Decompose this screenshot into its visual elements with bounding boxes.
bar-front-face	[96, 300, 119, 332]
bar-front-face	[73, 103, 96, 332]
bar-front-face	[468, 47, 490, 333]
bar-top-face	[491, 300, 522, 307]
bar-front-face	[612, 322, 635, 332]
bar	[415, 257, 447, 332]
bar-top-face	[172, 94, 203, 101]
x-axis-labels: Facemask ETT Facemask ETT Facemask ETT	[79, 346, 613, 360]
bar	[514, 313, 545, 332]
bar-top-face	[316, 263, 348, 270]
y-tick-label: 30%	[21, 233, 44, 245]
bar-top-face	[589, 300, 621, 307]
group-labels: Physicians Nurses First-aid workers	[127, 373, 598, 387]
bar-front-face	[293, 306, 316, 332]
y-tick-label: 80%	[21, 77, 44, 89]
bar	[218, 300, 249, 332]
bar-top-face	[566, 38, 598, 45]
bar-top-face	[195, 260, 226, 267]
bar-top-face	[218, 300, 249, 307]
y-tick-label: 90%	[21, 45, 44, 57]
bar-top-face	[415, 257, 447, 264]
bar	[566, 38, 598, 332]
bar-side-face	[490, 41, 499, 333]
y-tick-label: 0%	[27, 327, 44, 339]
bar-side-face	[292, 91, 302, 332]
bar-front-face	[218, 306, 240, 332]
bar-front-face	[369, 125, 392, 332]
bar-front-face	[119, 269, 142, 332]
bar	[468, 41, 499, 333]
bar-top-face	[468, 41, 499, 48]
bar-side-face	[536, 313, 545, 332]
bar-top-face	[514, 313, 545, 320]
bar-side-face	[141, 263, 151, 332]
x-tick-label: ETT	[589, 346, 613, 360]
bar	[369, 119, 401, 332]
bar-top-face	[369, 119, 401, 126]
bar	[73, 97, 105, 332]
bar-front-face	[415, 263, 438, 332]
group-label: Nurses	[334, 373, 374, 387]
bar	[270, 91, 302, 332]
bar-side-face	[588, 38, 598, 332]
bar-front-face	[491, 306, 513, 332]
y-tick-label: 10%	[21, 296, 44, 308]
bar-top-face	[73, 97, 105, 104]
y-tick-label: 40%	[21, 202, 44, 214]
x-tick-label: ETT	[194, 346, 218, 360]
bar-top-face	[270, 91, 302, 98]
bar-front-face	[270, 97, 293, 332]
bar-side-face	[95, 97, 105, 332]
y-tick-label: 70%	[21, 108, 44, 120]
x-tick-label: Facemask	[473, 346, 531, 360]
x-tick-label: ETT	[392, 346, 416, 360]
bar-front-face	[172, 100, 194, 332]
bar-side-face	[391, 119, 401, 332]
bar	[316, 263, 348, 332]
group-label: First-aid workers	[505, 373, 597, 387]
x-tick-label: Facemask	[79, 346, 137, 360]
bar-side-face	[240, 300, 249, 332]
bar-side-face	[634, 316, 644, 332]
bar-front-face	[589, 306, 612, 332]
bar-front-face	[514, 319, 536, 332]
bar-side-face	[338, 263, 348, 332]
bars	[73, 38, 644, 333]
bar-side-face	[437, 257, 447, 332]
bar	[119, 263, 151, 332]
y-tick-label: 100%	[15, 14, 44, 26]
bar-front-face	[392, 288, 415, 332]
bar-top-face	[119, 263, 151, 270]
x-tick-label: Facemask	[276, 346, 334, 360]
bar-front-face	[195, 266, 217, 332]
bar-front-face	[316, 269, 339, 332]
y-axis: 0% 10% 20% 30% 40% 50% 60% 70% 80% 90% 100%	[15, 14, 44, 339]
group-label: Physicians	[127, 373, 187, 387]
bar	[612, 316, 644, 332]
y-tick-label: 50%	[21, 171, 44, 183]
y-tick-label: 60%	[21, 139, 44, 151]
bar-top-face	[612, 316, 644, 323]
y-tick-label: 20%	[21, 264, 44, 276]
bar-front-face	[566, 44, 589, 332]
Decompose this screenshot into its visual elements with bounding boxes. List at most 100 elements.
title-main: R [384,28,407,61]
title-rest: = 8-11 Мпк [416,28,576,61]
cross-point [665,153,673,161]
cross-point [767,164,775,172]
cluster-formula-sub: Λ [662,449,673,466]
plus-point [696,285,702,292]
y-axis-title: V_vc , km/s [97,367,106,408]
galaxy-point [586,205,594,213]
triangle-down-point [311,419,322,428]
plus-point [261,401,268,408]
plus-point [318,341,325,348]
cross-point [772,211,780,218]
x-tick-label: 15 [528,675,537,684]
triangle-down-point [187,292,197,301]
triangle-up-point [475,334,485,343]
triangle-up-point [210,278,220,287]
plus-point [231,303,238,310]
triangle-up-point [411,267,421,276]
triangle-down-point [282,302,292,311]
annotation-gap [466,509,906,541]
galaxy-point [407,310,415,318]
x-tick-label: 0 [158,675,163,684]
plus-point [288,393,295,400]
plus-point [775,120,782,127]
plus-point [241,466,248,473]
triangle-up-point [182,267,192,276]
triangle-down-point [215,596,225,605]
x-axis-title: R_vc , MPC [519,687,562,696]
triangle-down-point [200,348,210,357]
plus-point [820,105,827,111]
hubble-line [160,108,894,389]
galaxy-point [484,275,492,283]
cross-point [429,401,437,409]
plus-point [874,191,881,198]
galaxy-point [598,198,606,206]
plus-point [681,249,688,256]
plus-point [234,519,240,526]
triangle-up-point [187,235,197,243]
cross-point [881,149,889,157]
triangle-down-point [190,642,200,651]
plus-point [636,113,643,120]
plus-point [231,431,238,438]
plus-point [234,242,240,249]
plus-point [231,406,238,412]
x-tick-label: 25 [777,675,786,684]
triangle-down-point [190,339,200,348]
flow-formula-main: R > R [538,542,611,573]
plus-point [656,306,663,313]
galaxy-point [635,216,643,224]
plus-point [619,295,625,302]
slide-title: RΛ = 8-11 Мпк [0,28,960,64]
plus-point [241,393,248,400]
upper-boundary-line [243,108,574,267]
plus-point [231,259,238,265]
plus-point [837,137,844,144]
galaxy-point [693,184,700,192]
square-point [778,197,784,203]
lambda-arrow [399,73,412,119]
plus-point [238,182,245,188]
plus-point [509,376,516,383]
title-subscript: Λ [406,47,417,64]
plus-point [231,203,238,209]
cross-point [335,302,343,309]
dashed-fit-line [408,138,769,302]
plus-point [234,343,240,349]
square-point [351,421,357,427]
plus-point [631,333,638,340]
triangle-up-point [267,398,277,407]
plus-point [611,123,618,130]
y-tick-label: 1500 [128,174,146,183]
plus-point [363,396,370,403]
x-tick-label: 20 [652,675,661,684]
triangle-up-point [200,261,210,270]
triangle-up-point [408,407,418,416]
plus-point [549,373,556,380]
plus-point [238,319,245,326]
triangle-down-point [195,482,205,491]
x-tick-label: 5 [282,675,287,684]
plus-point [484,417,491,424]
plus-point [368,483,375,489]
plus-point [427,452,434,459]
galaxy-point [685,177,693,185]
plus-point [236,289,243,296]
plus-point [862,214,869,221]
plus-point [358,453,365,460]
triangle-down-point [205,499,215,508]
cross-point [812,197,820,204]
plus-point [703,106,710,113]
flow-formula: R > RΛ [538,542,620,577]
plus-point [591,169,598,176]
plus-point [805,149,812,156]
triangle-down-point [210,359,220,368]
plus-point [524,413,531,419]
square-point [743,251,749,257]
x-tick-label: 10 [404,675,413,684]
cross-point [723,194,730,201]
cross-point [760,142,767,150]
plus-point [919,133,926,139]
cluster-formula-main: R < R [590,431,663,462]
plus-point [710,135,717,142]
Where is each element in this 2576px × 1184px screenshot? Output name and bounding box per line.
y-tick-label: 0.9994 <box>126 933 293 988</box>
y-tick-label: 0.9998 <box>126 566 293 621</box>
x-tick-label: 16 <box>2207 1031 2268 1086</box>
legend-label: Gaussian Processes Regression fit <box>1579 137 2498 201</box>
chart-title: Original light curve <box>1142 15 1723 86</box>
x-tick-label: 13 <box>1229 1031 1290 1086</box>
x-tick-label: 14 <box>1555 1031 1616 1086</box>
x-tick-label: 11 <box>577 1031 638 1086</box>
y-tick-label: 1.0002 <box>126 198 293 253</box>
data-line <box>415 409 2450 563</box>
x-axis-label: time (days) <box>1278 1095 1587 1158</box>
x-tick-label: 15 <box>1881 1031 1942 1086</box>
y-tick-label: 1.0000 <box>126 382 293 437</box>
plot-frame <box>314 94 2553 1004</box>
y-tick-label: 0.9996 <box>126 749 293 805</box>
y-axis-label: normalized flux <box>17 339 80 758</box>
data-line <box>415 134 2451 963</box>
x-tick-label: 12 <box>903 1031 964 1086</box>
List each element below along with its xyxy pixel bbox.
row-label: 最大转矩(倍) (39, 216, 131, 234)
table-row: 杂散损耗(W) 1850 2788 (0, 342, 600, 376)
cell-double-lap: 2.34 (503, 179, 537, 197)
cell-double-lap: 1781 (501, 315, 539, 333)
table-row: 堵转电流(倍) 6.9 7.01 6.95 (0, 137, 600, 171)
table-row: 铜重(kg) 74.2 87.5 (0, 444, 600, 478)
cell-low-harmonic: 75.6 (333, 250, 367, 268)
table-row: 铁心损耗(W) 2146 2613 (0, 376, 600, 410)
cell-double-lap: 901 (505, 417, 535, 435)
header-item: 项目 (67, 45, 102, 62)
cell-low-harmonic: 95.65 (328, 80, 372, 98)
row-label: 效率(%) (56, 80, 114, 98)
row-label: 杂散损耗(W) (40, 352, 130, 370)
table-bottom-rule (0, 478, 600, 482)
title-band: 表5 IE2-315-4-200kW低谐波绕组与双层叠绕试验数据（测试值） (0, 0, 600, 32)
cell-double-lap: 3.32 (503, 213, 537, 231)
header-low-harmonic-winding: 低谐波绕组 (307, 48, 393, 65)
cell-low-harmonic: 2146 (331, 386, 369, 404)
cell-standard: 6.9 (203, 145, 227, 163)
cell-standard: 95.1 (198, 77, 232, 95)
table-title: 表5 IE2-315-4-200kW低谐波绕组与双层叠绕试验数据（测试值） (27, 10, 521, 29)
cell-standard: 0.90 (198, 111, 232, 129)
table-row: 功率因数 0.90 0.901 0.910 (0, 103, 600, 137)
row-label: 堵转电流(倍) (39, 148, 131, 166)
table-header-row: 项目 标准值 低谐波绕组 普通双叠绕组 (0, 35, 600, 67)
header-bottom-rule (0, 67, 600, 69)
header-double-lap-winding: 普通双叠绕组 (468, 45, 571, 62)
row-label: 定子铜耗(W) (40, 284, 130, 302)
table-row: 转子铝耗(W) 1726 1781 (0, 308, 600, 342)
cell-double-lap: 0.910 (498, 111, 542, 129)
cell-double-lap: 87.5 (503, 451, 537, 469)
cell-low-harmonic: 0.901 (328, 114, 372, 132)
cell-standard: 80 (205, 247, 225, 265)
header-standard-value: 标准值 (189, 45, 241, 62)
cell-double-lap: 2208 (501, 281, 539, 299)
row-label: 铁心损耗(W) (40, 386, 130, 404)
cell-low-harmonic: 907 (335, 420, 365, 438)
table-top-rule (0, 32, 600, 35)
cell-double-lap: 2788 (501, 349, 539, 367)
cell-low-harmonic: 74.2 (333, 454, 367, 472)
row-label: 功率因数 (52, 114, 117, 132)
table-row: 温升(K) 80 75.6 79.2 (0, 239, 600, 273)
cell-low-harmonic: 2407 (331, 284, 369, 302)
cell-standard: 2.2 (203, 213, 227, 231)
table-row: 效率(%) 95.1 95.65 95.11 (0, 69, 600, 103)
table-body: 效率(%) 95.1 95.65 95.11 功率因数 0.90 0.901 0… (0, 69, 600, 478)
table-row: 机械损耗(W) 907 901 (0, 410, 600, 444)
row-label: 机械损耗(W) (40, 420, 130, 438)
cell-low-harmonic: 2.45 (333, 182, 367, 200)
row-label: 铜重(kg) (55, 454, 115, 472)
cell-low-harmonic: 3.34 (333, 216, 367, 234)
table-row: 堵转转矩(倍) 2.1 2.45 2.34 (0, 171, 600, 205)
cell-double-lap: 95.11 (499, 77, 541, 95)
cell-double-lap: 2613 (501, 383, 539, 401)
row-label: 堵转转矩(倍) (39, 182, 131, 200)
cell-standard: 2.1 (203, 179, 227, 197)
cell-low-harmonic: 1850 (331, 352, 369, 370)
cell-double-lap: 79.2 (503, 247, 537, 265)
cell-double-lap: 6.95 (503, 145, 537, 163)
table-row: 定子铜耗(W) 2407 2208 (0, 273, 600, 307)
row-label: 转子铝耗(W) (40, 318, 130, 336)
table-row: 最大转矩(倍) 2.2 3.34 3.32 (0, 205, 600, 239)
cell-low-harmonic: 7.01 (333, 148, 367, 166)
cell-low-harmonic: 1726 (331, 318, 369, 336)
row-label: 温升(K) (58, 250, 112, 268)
◆ ◆ ◆ ◆ ◆ ◆ ◆
▶ _Your goal_: Which lines in the records above contain the string "data"? Pick out each of them and copy it in full.

▶ _Correct answer_:
data-line <box>415 409 2450 563</box>
data-line <box>415 134 2451 963</box>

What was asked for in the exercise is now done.